◆ **Record list**
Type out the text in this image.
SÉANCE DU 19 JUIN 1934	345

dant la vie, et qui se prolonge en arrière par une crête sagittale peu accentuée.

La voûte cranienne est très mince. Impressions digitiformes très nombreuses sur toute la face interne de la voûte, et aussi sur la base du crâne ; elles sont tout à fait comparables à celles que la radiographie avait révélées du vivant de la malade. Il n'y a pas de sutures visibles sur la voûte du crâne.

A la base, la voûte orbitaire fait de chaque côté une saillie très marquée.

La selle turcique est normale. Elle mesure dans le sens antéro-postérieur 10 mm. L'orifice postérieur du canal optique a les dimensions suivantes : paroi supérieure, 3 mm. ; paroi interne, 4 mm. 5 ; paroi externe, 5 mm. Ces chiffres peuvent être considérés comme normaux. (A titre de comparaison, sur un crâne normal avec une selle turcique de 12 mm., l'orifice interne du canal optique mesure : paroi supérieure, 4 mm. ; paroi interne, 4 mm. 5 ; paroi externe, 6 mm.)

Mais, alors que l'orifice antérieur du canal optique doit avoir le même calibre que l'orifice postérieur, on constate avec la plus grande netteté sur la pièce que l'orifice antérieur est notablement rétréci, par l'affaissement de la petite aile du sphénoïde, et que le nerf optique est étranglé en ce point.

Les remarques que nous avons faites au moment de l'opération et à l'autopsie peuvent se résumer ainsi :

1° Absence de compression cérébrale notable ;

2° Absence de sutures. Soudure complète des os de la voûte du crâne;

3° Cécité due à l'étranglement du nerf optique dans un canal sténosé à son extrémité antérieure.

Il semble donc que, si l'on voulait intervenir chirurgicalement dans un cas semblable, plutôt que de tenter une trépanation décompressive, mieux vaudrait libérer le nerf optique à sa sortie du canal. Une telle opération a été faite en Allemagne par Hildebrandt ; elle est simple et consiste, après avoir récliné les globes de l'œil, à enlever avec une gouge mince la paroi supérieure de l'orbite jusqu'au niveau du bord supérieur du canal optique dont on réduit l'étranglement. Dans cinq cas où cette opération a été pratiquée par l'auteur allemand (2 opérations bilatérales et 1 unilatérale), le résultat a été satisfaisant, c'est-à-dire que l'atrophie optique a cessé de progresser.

◆ **What the task asks**
In the listing above, locate each line with "Absence" and copy it.

◆ **Completed task**
1° Absence de compression cérébrale notable ;
2° Absence de sutures. Soudure complète des os de la voûte du crâne;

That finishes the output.